* **Short problem**
The data must be written out once more, precisely as given.

(Extracted data entries)

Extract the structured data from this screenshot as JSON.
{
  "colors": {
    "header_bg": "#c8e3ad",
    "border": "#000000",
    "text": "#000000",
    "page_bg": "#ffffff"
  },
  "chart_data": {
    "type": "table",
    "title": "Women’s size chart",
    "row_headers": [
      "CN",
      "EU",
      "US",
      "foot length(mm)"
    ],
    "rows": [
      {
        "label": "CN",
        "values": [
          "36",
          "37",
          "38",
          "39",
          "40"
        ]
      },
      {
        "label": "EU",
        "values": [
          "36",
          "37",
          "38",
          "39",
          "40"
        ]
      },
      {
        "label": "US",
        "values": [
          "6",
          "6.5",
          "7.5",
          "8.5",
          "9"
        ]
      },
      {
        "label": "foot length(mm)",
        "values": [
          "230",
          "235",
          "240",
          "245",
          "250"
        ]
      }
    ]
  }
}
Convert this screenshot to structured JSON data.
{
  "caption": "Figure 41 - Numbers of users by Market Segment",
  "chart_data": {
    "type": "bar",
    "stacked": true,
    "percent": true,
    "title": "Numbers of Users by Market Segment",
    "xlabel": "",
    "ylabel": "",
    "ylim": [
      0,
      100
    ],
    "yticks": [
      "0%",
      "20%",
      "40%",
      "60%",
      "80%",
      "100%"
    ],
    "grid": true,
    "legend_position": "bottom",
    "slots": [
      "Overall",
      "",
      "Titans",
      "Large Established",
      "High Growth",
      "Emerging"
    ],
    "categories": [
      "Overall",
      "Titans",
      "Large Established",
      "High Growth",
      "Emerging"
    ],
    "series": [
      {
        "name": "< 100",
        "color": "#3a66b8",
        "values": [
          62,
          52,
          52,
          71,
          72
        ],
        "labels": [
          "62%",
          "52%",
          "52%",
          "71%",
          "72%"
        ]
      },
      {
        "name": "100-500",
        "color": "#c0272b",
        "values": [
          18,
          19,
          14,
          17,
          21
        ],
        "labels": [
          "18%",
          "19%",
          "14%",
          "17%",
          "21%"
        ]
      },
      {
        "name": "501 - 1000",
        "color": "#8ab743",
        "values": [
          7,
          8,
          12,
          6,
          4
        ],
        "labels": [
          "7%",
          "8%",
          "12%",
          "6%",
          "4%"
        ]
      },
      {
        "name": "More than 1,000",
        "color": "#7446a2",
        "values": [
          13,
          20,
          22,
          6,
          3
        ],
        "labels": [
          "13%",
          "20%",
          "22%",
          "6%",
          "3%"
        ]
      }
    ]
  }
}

* **Full answer**
Extract the structured data from this screenshot as JSON.
{
  "colors": {
    "header_bg": "#c8e3ad",
    "border": "#000000",
    "text": "#000000",
    "page_bg": "#ffffff"
  },
  "chart_data": {
    "type": "table",
    "title": "Women’s size chart",
    "row_headers": [
      "CN",
      "EU",
      "US",
      "foot length(mm)"
    ],
    "rows": [
      {
        "label": "CN",
        "values": [
          "36",
          "37",
          "38",
          "39",
          "40"
        ]
      },
      {
        "label": "EU",
        "values": [
          "36",
          "37",
          "38",
          "39",
          "40"
        ]
      },
      {
        "label": "US",
        "values": [
          "6",
          "6.5",
          "7.5",
          "8.5",
          "9"
        ]
      },
      {
        "label": "foot length(mm)",
        "values": [
          "230",
          "235",
          "240",
          "245",
          "250"
        ]
      }
    ]
  }
}
Convert this screenshot to structured JSON data.
{
  "caption": "Figure 41 - Numbers of users by Market Segment",
  "chart_data": {
    "type": "bar",
    "stacked": true,
    "percent": true,
    "title": "Numbers of Users by Market Segment",
    "xlabel": "",
    "ylabel": "",
    "ylim": [
      0,
      100
    ],
    "yticks": [
      "0%",
      "20%",
      "40%",
      "60%",
      "80%",
      "100%"
    ],
    "grid": true,
    "legend_position": "bottom",
    "slots": [
      "Overall",
      "",
      "Titans",
      "Large Established",
      "High Growth",
      "Emerging"
    ],
    "categories": [
      "Overall",
      "Titans",
      "Large Established",
      "High Growth",
      "Emerging"
    ],
    "series": [
      {
        "name": "< 100",
        "color": "#3a66b8",
        "values": [
          62,
          52,
          52,
          71,
          72
        ],
        "labels": [
          "62%",
          "52%",
          "52%",
          "71%",
          "72%"
        ]
      },
      {
        "name": "100-500",
        "color": "#c0272b",
        "values": [
          18,
          19,
          14,
          17,
          21
        ],
        "labels": [
          "18%",
          "19%",
          "14%",
          "17%",
          "21%"
        ]
      },
      {
        "name": "501 - 1000",
        "color": "#8ab743",
        "values": [
          7,
          8,
          12,
          6,
          4
        ],
        "labels": [
          "7%",
          "8%",
          "12%",
          "6%",
          "4%"
        ]
      },
      {
        "name": "More than 1,000",
        "color": "#7446a2",
        "values": [
          13,
          20,
          22,
          6,
          3
        ],
        "labels": [
          "13%",
          "20%",
          "22%",
          "6%",
          "3%"
        ]
      }
    ]
  }
}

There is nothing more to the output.